#### TASK DESCRIPTION:
From the entries that follow, list every line in which the string "Settings" appears.

#### Source data:

»»

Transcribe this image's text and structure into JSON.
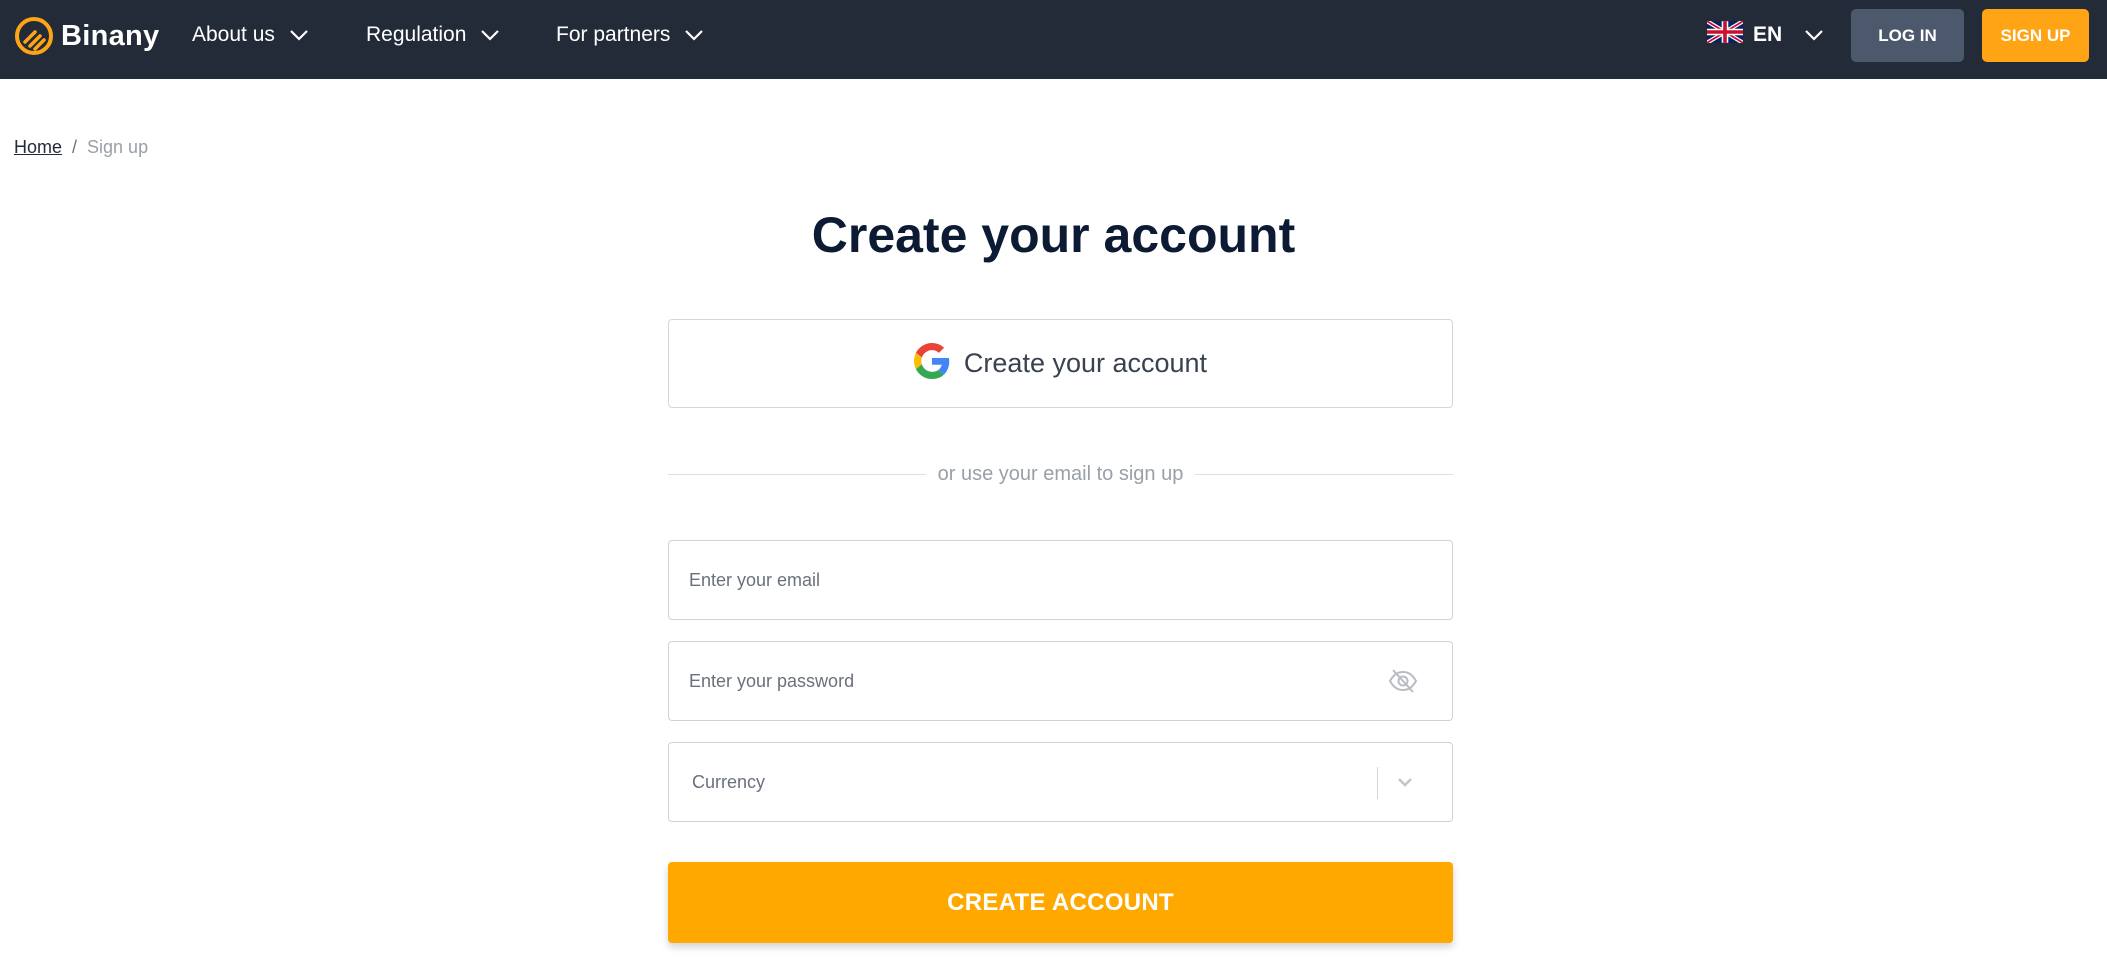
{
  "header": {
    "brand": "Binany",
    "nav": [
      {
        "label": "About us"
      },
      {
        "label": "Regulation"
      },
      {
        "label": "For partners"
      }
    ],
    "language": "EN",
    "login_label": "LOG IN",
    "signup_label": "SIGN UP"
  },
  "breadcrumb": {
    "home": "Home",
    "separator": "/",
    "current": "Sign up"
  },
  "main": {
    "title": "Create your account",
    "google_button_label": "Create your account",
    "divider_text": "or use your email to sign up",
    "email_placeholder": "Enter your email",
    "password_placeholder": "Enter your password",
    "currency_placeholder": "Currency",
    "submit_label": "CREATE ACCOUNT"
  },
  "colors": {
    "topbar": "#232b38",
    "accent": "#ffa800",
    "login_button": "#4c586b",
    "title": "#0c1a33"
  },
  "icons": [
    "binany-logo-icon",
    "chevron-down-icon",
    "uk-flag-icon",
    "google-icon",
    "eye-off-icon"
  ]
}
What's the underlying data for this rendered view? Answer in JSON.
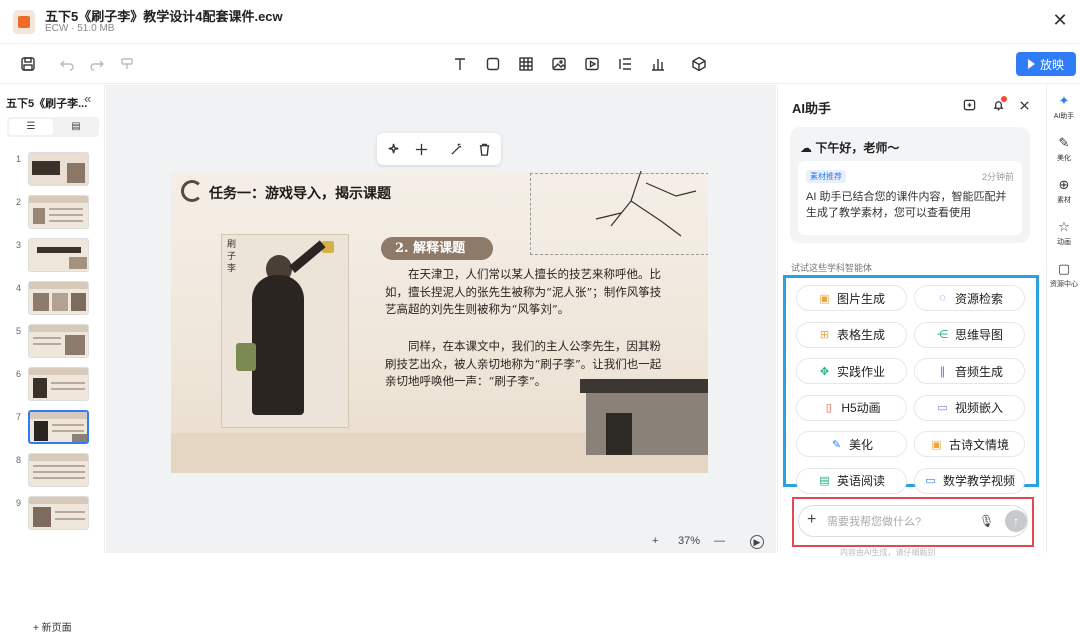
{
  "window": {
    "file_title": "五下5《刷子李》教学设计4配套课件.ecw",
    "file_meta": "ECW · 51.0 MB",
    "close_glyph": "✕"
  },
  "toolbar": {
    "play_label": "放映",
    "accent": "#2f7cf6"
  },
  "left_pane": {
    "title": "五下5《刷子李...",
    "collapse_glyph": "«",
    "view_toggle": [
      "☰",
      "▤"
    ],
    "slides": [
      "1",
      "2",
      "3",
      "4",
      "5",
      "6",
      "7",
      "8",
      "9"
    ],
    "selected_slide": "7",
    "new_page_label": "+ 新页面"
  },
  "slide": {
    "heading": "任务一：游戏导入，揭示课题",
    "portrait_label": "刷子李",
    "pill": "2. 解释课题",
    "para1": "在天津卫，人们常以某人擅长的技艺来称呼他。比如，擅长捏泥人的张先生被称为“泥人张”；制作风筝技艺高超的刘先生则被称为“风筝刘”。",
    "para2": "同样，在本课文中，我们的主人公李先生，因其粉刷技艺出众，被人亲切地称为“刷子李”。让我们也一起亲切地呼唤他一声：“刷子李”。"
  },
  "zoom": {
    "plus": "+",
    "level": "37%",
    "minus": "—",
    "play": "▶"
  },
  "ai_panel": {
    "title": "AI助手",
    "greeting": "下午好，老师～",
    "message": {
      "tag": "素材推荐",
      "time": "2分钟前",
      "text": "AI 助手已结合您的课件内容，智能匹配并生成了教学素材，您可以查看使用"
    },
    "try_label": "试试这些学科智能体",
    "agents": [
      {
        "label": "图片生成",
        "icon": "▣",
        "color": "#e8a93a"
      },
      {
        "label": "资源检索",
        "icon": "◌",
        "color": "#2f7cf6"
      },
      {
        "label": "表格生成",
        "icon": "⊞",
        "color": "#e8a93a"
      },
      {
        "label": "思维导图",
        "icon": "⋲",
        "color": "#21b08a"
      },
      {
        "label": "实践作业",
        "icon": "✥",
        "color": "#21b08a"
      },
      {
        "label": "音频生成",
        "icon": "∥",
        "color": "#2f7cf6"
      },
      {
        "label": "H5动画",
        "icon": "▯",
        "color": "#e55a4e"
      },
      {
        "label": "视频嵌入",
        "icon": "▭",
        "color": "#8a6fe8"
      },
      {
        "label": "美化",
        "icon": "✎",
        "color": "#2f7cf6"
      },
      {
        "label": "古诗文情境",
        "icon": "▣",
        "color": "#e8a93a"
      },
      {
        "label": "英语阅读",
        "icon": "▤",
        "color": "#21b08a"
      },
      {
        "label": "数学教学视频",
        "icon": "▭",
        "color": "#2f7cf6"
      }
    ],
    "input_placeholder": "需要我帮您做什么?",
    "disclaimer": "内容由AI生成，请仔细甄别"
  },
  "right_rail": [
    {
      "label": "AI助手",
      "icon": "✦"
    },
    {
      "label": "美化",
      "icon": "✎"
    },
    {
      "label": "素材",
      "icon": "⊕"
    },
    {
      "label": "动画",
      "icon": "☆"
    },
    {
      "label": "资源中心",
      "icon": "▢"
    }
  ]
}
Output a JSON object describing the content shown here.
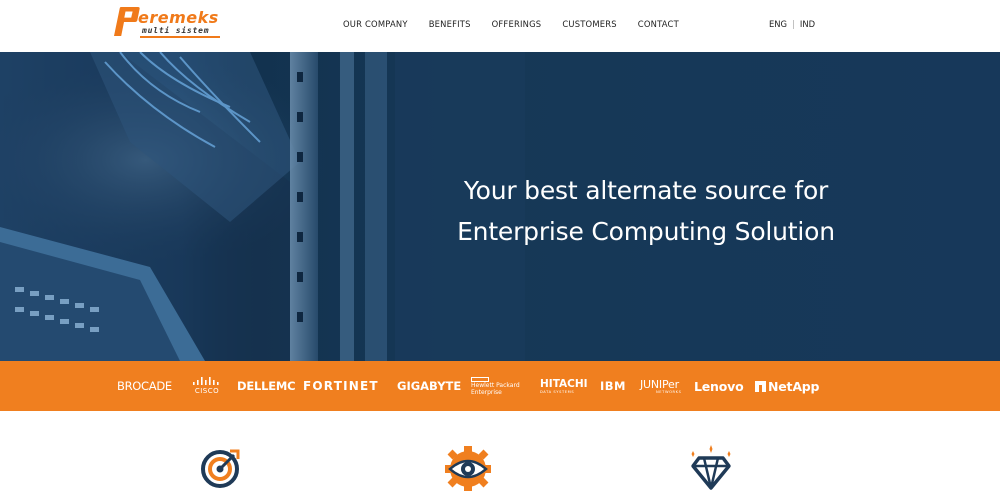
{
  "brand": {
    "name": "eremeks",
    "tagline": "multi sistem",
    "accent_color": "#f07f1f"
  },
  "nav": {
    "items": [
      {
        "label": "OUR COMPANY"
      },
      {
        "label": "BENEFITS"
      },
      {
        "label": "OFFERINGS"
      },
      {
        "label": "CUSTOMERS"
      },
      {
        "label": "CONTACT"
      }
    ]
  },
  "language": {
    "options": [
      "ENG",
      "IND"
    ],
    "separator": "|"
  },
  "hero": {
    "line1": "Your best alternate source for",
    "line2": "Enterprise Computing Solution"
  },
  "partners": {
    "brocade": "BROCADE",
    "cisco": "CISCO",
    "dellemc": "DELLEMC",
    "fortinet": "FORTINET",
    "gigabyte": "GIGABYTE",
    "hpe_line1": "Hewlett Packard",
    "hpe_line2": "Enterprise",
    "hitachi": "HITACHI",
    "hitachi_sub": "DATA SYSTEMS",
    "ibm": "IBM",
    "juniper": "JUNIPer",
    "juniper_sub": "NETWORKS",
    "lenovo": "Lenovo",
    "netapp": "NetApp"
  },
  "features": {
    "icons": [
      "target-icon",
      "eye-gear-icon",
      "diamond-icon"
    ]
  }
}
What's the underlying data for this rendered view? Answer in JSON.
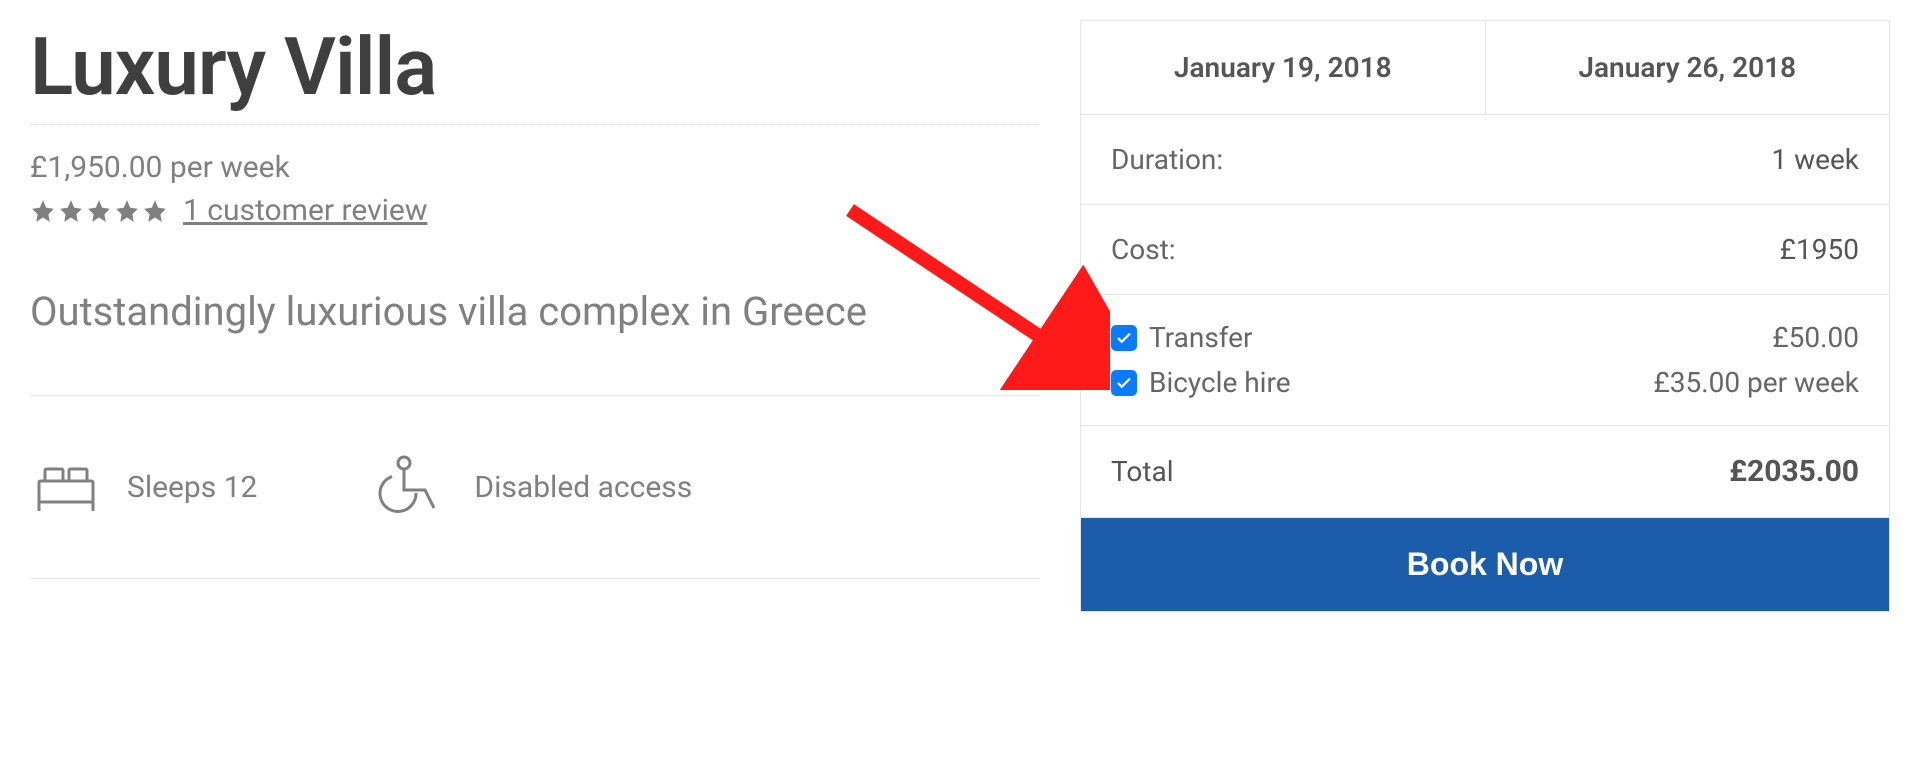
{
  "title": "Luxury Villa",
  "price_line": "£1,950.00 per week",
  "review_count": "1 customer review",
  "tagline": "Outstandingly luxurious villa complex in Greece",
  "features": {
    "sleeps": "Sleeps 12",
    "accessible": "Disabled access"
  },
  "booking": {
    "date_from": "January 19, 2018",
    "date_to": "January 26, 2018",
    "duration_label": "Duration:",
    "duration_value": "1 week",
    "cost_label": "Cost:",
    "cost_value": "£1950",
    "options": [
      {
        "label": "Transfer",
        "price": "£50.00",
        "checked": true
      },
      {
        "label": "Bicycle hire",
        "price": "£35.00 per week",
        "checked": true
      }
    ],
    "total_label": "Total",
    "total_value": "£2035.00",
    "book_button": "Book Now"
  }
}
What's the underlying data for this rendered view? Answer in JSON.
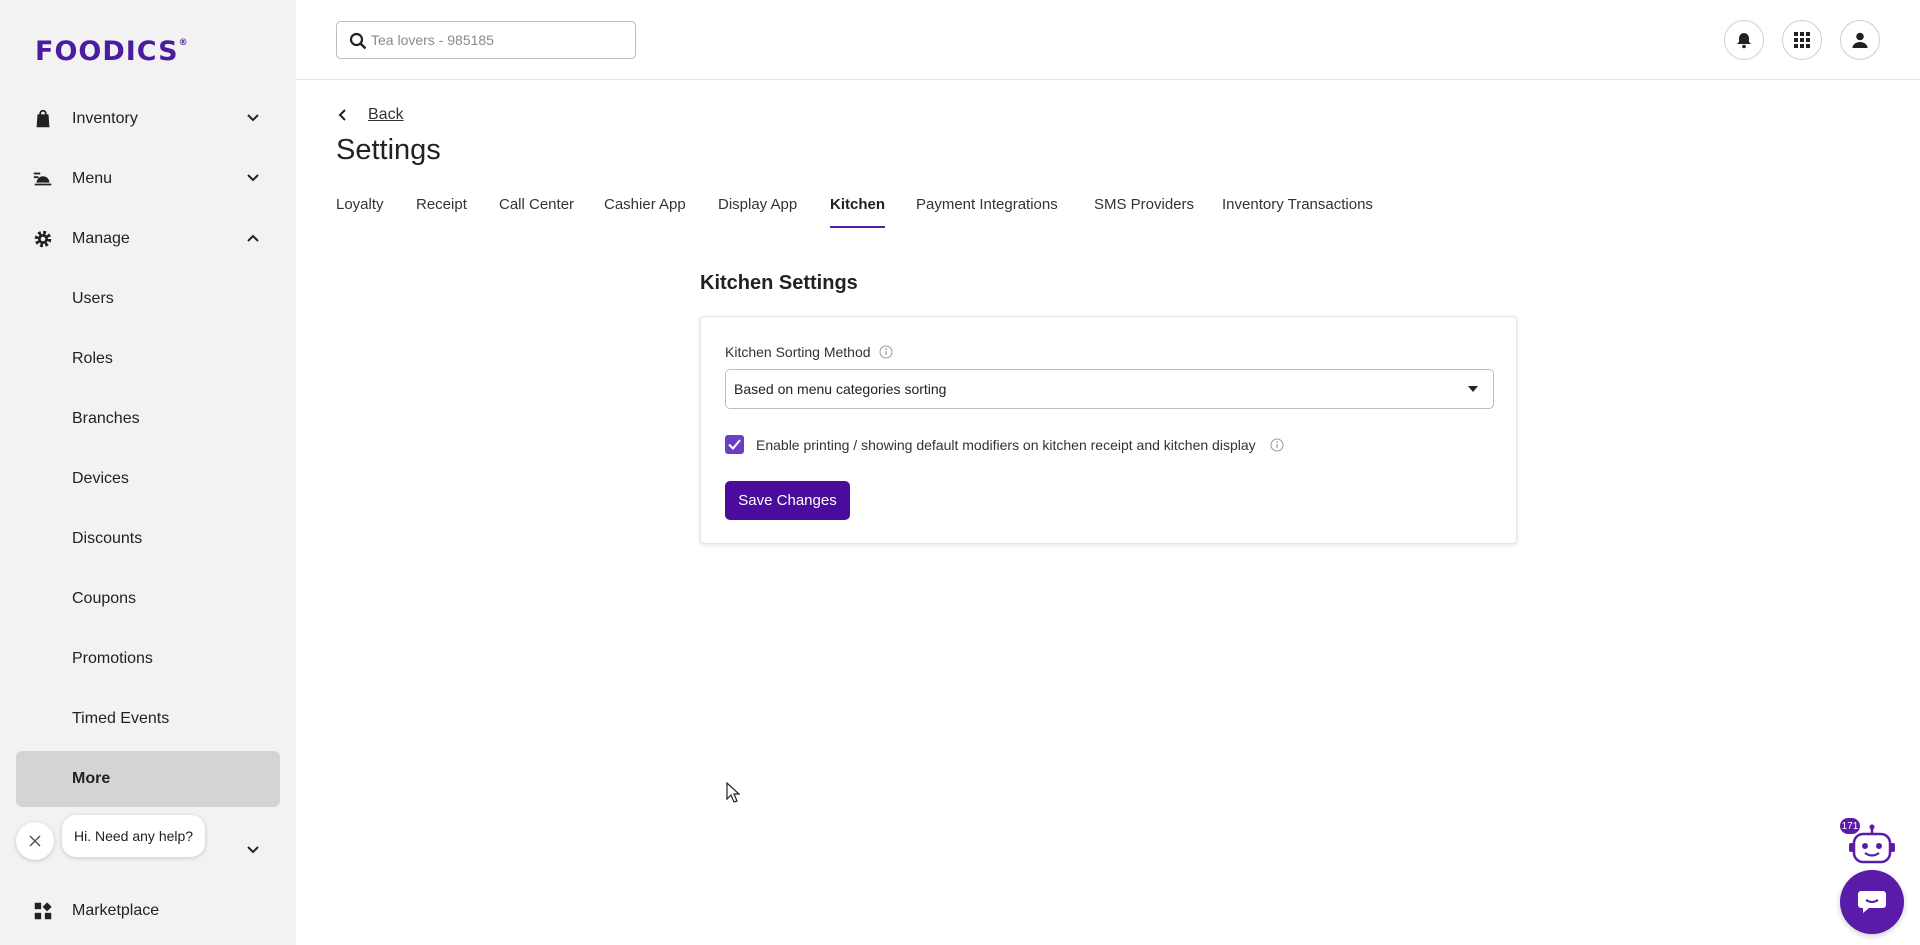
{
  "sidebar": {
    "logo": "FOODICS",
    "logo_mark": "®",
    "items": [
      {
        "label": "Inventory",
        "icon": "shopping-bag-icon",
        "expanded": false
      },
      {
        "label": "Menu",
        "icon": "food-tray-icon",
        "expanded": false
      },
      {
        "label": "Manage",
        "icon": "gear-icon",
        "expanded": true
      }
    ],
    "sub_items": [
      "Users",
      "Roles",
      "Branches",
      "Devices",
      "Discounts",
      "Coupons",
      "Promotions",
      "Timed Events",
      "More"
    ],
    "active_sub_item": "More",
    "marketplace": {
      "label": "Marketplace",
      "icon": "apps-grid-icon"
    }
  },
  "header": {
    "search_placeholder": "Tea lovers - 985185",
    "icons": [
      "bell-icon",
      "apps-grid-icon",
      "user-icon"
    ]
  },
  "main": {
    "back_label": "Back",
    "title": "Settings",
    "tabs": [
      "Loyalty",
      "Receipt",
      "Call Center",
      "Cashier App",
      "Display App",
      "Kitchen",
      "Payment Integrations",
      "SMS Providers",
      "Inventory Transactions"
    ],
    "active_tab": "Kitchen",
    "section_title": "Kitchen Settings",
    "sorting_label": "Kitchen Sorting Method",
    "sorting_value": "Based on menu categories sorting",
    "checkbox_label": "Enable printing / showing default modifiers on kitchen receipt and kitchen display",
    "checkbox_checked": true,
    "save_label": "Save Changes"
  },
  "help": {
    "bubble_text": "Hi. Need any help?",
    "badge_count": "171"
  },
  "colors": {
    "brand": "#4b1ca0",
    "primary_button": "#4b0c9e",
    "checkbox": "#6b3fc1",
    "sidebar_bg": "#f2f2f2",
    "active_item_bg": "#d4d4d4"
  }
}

««

#### TASK SOLUTION:
    "title": "Settings",
    "section_title": "Kitchen Settings",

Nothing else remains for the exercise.